* **ASSIGNED TASK**
Each line of the entries below that includes "bataljonen" belongs in your answer.

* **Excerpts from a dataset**

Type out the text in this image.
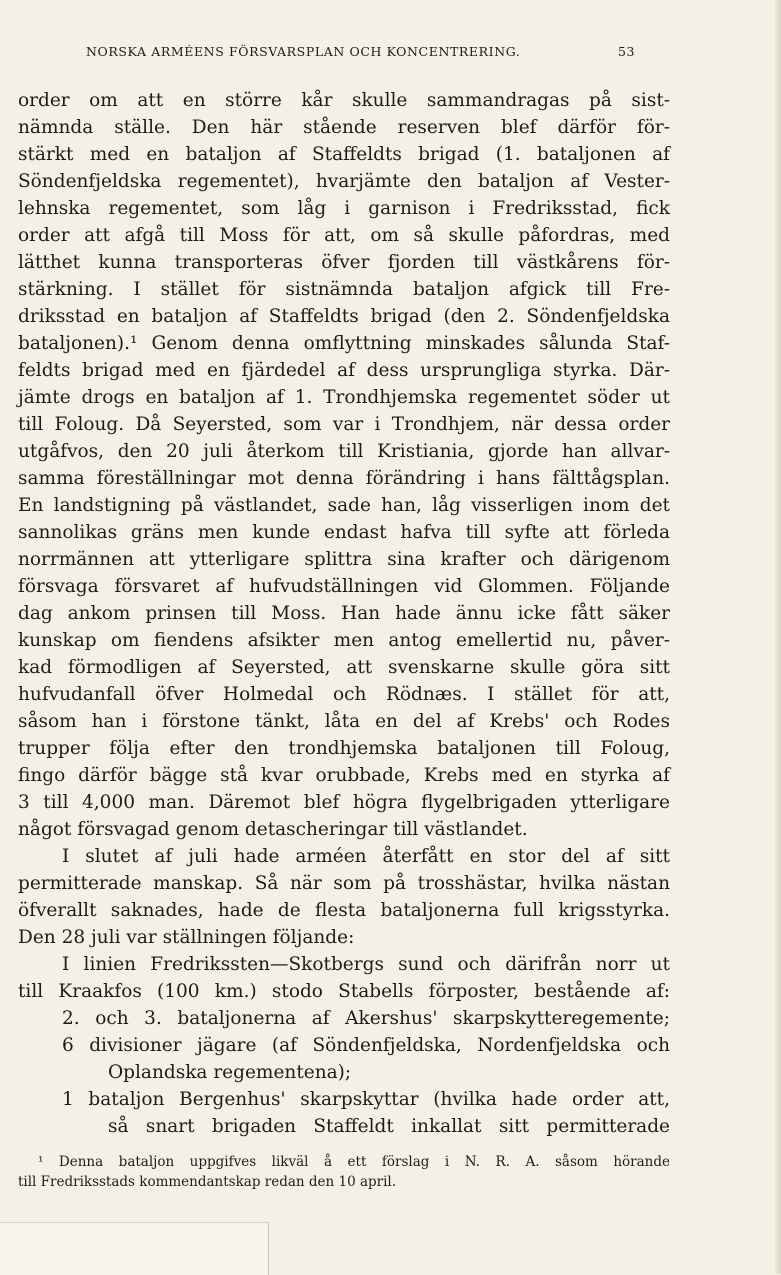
NORSKA ARMÉENS FÖRSVARSPLAN OCH KONCENTRERING.	53
order om att en större kår skulle sammandragas på sist-
nämnda ställe. Den här stående reserven blef därför för-
stärkt med en bataljon af Staffeldts brigad (1. bataljonen af
Söndenfjeldska regementet), hvarjämte den bataljon af Vester-
lehnska regementet, som låg i garnison i Fredriksstad, fick
order att afgå till Moss för att, om så skulle påfordras, med
lätthet kunna transporteras öfver fjorden till västkårens för-
stärkning. I stället för sistnämnda bataljon afgick till Fre-
driksstad en bataljon af Staffeldts brigad (den 2. Söndenfjeldska
bataljonen).¹ Genom denna omflyttning minskades sålunda Staf-
feldts brigad med en fjärdedel af dess ursprungliga styrka. Där-
jämte drogs en bataljon af 1. Trondhjemska regementet söder ut
till Foloug. Då Seyersted, som var i Trondhjem, när dessa order
utgåfvos, den 20 juli återkom till Kristiania, gjorde han allvar-
samma föreställningar mot denna förändring i hans fälttågsplan.
En landstigning på västlandet, sade han, låg visserligen inom det
sannolikas gräns men kunde endast hafva till syfte att förleda
norrmännen att ytterligare splittra sina krafter och därigenom
försvaga försvaret af hufvudställningen vid Glommen. Följande
dag ankom prinsen till Moss. Han hade ännu icke fått säker
kunskap om fiendens afsikter men antog emellertid nu, påver-
kad förmodligen af Seyersted, att svenskarne skulle göra sitt
hufvudanfall öfver Holmedal och Rödnæs. I stället för att,
såsom han i förstone tänkt, låta en del af Krebs' och Rodes
trupper följa efter den trondhjemska bataljonen till Foloug,
fingo därför bägge stå kvar orubbade, Krebs med en styrka af
3 till 4,000 man. Däremot blef högra flygelbrigaden ytterligare
något försvagad genom detascheringar till västlandet.
I slutet af juli hade arméen återfått en stor del af sitt
permitterade manskap. Så när som på trosshästar, hvilka nästan
öfverallt saknades, hade de flesta bataljonerna full krigsstyrka.
Den 28 juli var ställningen följande:
I linien Fredrikssten—Skotbergs sund och därifrån norr ut
till Kraakfos (100 km.) stodo Stabells förposter, bestående af:
2. och 3. bataljonerna af Akershus' skarpskytteregemente;
6 divisioner jägare (af Söndenfjeldska, Nordenfjeldska och
Oplandska regementena);
1 bataljon Bergenhus' skarpskyttar (hvilka hade order att,
så snart brigaden Staffeldt inkallat sitt permitterade
¹ Denna bataljon uppgifves likväl å ett förslag i N. R. A. såsom hörande
till Fredriksstads kommendantskap redan den 10 april.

* **RESULT OF THIS TASK**
stärkt med en bataljon af Staffeldts brigad (1. bataljonen af
bataljonen).¹ Genom denna omflyttning minskades sålunda Staf-
trupper följa efter den trondhjemska bataljonen till Foloug,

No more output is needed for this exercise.